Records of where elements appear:
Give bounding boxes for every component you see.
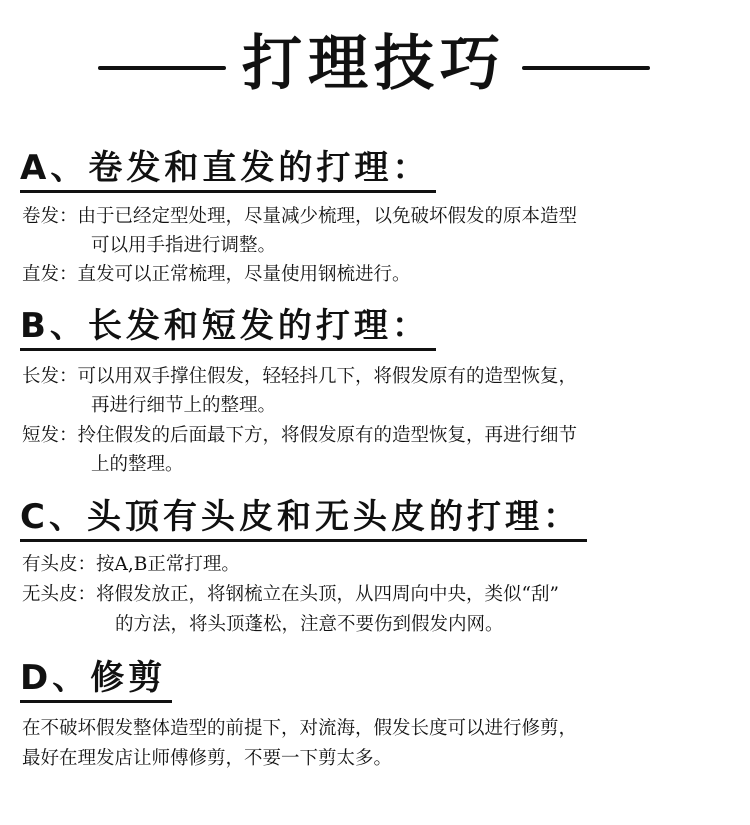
section-b-heading: B、长发和短发的打理：: [20, 304, 436, 351]
item-label: 无头皮：: [22, 584, 97, 605]
item-text: 将假发放正，将钢梳立在头顶，从四周向中央，类似“刮”: [96, 584, 559, 605]
section-d-paragraph-line: 在不破坏假发整体造型的前提下，对流海，假发长度可以进行修剪，: [22, 718, 578, 739]
section-c-item-without-scalp: [22, 580, 559, 609]
title-rule-right: [522, 66, 650, 70]
section-c-item-with-scalp: [22, 550, 240, 579]
item-text-continued: 再进行细节上的整理。: [91, 395, 277, 416]
item-label: 有头皮：: [22, 554, 97, 575]
section-b-item-short: [22, 421, 577, 450]
item-label: 短发：: [22, 425, 78, 446]
item-text-continued: 可以用手指进行调整。: [91, 235, 277, 256]
title-rule-left: [98, 66, 226, 70]
item-text-continued: 上的整理。: [91, 454, 184, 475]
section-a-heading: A、卷发和直发的打理：: [20, 146, 436, 193]
item-text-continued: 的方法，将头顶蓬松，注意不要伤到假发内网。: [115, 614, 504, 635]
section-a-item-curly: [22, 202, 577, 231]
item-label: 直发：: [22, 264, 78, 285]
page-title: 打理技巧: [242, 29, 506, 99]
item-text: 按A,B正常打理。: [96, 554, 240, 575]
title-banner: [0, 20, 750, 110]
item-text: 直发可以正常梳理，尽量使用钢梳进行。: [77, 264, 411, 285]
item-text: 由于已经定型处理，尽量减少梳理，以免破坏假发的原本造型: [77, 206, 578, 227]
section-a-item-straight: [22, 260, 411, 289]
item-text: 可以用双手撑住假发，轻轻抖几下，将假发原有的造型恢复，: [77, 366, 578, 387]
section-c-heading: C、头顶有头皮和无头皮的打理：: [20, 495, 587, 542]
item-label: 长发：: [22, 366, 78, 387]
item-label: 卷发：: [22, 206, 78, 227]
section-b-item-long: [22, 362, 577, 391]
item-text: 拎住假发的后面最下方，将假发原有的造型恢复，再进行细节: [77, 425, 578, 446]
section-d-heading: D、修剪: [20, 656, 172, 703]
section-d-paragraph-line: 最好在理发店让师傅修剪，不要一下剪太多。: [22, 748, 393, 769]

Directive –
Please write out the data above again, replacing "item-label" with "entry-label" everywhere and keeping everything else the same. Omit the picture lines.

Answer for this exercise –
Give bounding boxes for every component you see.
section-b-heading: B、长发和短发的打理：: [20, 304, 436, 351]
entry-label: 无头皮：: [22, 584, 97, 605]
item-text: 将假发放正，将钢梳立在头顶，从四周向中央，类似“刮”: [96, 584, 559, 605]
section-d-paragraph-line: 在不破坏假发整体造型的前提下，对流海，假发长度可以进行修剪，: [22, 718, 578, 739]
section-c-item-without-scalp: [22, 580, 559, 609]
title-rule-right: [522, 66, 650, 70]
section-c-item-with-scalp: [22, 550, 240, 579]
item-text-continued: 再进行细节上的整理。: [91, 395, 277, 416]
entry-label: 有头皮：: [22, 554, 97, 575]
section-b-item-short: [22, 421, 577, 450]
entry-label: 短发：: [22, 425, 78, 446]
item-text-continued: 可以用手指进行调整。: [91, 235, 277, 256]
title-rule-left: [98, 66, 226, 70]
item-text-continued: 上的整理。: [91, 454, 184, 475]
section-a-heading: A、卷发和直发的打理：: [20, 146, 436, 193]
item-text-continued: 的方法，将头顶蓬松，注意不要伤到假发内网。: [115, 614, 504, 635]
section-a-item-curly: [22, 202, 577, 231]
entry-label: 直发：: [22, 264, 78, 285]
page-title: 打理技巧: [242, 29, 506, 99]
item-text: 按A,B正常打理。: [96, 554, 240, 575]
title-banner: [0, 20, 750, 110]
item-text: 直发可以正常梳理，尽量使用钢梳进行。: [77, 264, 411, 285]
item-text: 由于已经定型处理，尽量减少梳理，以免破坏假发的原本造型: [77, 206, 578, 227]
section-a-item-straight: [22, 260, 411, 289]
item-text: 可以用双手撑住假发，轻轻抖几下，将假发原有的造型恢复，: [77, 366, 578, 387]
section-c-heading: C、头顶有头皮和无头皮的打理：: [20, 495, 587, 542]
entry-label: 长发：: [22, 366, 78, 387]
entry-label: 卷发：: [22, 206, 78, 227]
section-b-item-long: [22, 362, 577, 391]
item-text: 拎住假发的后面最下方，将假发原有的造型恢复，再进行细节: [77, 425, 578, 446]
section-d-heading: D、修剪: [20, 656, 172, 703]
section-d-paragraph-line: 最好在理发店让师傅修剪，不要一下剪太多。: [22, 748, 393, 769]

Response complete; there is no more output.